## TUJUAN TUGAS
Lanjutkan berita tentang Gita Wirjawan dan pandangannya soal pendidikan, mulai dari kalimat sesudah kalimat terakhir yang ditampilkan.

## TEKS KUTIPAN

__________

JAKARTA, siedoo.com – Menteri Perdagangan tahun 2011-2014 Gita Wirjawan kini lebih aktif sebagai konten kreator terutama di bidang pendidikan dan pengembangan diri.
Selain aktif mengunggah video di kanal miliknya yang bertajuk “Endgame”, Gita kini juga mengajar di Stanford University dan tercatat sebagai anggota dewan penasehat global di sejumlah universitas salah satunya Yale University.
Gita juga mendirikan sekolah bernama School of Government and Public Policy (SGPP Indonesia) yang berlokasi di Sentul, Kabupaten Bogor, Jawa Barat sejak tahun 2012.
“Ini adalah episode yang baru, tapi kemungkinan terakhir dalam hidup saya. Saya akan menekuni pendidikan selama mungkin, karena dampaknya yang luar biasa,” ujar Gita saat ditanya alasannya terjun ke dunia pendidikan dalam sebuah bincang-bincang di kanal video berbagi milik Edtech Cakap, belakangan ini.
Gita melihat bahwa kualitas pendidikan menjadi kunci kemajuan suatu bangsa.
Berdasarkan data dari worldpopulationreview.com yang merangkum berbagai laporan global, secara keseluruhan kualitas pendidikan Indonesia berada di peringkat 54 dari 78 negara yang disurvei.
Amerika Serikat, Inggris dan Jerman berada di peringkat tiga teratas, sementara negara Asia Tenggara yang menempati posisi di atas Indonesia diantaranya Singapura (Peringkat 21), Malaysia (38), dan Thailand (46).
Di Indonesia, kualitas guru sebagai faktor yang sangat berpengaruh dalam pendidikan diukur melalui skor Uji Kompetensi Guru (UKG). Pada 2015 skor rata-rata UKG berada di angka 56,69 jauh dari standar saat itu yakni 55.
Oleh karena itu, guru menjadi kunci prioritas jika ingin memperbaiki pendidikan. Sehingga Gita banyak menitikberatkan apa yang mesti diperbaiki dari sisi pengajar atau guru.
“Lantas pendidik yang tepat itu seperti apa?” tanya Tamara, Guru Cakap yang menjadi host dalam acara bincang-bincang pendidikan bertajuk Cakap Teachers’ Corner tersebut.
Gita dengan cepat menjawab bahwa educator (pendidik) yang tepat adalah yang mengerti apa yang ia sampaikan.

__________

## CUPLIKAN DATA

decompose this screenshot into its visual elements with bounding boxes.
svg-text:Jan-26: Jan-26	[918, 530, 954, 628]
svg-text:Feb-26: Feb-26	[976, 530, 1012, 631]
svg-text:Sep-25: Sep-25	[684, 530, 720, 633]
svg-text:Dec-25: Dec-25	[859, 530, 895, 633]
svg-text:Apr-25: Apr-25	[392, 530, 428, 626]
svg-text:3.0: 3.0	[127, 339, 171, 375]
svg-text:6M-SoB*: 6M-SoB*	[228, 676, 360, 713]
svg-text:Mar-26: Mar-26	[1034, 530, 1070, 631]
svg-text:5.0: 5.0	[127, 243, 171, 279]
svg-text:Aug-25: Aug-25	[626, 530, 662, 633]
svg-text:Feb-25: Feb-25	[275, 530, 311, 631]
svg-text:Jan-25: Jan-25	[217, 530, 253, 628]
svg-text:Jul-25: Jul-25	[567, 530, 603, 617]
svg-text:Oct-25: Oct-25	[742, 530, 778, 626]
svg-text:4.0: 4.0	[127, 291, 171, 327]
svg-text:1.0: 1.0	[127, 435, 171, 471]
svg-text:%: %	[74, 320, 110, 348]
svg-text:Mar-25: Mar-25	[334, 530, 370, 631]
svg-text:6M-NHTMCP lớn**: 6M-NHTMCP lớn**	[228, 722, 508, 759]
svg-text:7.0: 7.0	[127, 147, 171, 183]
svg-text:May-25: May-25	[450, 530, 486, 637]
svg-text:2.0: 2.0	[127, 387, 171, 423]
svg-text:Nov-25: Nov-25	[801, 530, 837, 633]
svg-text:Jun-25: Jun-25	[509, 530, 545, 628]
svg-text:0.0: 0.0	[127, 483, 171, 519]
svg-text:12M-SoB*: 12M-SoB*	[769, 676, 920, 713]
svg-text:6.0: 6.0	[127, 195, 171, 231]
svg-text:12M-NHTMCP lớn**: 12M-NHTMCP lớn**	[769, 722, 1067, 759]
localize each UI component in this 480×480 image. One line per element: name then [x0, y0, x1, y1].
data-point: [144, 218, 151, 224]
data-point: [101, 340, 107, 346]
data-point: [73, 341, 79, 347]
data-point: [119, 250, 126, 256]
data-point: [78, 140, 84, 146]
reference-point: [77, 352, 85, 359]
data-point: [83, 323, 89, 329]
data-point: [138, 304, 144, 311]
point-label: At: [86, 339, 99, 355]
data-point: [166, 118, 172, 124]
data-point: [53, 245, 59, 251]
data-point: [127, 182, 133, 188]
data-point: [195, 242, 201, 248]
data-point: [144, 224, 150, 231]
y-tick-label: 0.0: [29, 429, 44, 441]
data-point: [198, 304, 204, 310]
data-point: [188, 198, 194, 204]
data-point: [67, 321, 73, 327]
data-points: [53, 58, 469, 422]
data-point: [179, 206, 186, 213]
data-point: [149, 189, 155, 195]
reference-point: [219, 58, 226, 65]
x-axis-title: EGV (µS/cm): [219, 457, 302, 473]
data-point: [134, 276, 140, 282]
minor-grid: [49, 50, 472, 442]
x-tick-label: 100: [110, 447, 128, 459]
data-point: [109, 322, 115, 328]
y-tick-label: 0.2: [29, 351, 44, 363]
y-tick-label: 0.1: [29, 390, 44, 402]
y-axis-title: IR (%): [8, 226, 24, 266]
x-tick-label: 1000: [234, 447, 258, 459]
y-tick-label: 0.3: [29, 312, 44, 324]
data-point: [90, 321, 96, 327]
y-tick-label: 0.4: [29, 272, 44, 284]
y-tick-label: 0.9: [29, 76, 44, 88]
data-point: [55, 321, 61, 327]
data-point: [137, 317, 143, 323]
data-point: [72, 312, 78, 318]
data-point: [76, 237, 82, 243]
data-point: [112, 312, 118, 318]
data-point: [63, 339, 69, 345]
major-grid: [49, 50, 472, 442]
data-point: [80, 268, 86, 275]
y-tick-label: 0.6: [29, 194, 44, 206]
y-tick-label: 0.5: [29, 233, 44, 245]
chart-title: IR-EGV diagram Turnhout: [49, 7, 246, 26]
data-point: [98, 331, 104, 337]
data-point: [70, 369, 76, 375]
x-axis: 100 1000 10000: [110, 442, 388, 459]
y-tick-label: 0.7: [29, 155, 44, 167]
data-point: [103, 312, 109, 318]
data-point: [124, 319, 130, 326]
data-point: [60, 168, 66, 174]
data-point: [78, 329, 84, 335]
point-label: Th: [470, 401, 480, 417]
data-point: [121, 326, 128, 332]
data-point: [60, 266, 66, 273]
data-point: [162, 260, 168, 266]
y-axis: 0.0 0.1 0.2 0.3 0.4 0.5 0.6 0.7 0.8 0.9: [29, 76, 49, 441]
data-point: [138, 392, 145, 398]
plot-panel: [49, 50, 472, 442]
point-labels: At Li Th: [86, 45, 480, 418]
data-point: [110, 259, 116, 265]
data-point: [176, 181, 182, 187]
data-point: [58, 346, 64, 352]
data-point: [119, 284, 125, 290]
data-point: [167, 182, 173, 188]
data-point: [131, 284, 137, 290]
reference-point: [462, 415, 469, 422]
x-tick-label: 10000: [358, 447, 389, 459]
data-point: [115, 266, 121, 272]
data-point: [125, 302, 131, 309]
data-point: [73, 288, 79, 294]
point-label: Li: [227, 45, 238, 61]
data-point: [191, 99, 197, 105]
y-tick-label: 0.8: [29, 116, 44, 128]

__________

## HASIL LATIHAN
“Educator yang benar itu yang ada keterbukaan dan tidak malu merasa bersalah. Saya pikir dulu sebagai siswa stress, ternyata sebagai pendidik jauh lebih stressful. Persiapan guru kan lebih berat daripada persiapan siswa atau siswi, disitulah kemuliaan seorang pendidik,” cerita Gita.
Pendiri Ancora Foundation ini, juga menyoroti bahwa saat ini masih banyak guru yang kolot dan tidak bisa menerima keterbukaan, sesuatu yang menurutnya perlu diubah perlahan.
“Ga ada salahnya mengakui kalau guru salah, karena keterbukaan bagian yang luar biasa dalam proses belajar antara guru dengan murid. Saya yakin (jika guru memiliki sifat terbuka), perkembangan murid bisa lebih optimal,” tutup Gita.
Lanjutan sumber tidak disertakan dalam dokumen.